> [Task directions] Pull every line holding the string "Email" from the records below.

> [Source material]
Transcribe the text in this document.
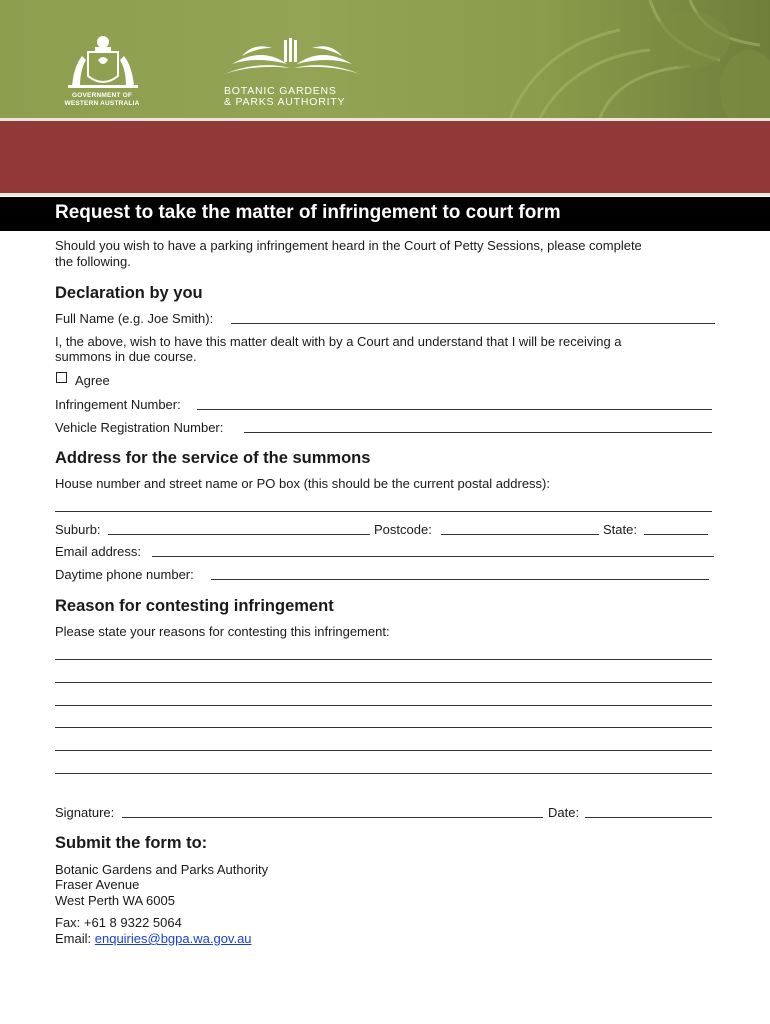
GOVERNMENT OF
WESTERN AUSTRALIA
BOTANIC GARDENS
& PARKS AUTHORITY
Request to take the matter of infringement to court form
Should you wish to have a parking infringement heard in the Court of Petty Sessions, please complete
the following.
Declaration by you
Full Name (e.g. Joe Smith):
I, the above, wish to have this matter dealt with by a Court and understand that I will be receiving a
summons in due course.
Agree
Infringement Number:
Vehicle Registration Number:
Address for the service of the summons
House number and street name or PO box (this should be the current postal address):
Suburb:	Postcode:	State:
Email address:
Daytime phone number:
Reason for contesting infringement
Please state your reasons for contesting this infringement:
Signature:	Date:
Submit the form to:
Botanic Gardens and Parks Authority
Fraser Avenue
West Perth WA 6005
Fax: +61 8 9322 5064
Email: enquiries@bgpa.wa.gov.au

> [Task response]
Email address:
Email: enquiries@bgpa.wa.gov.au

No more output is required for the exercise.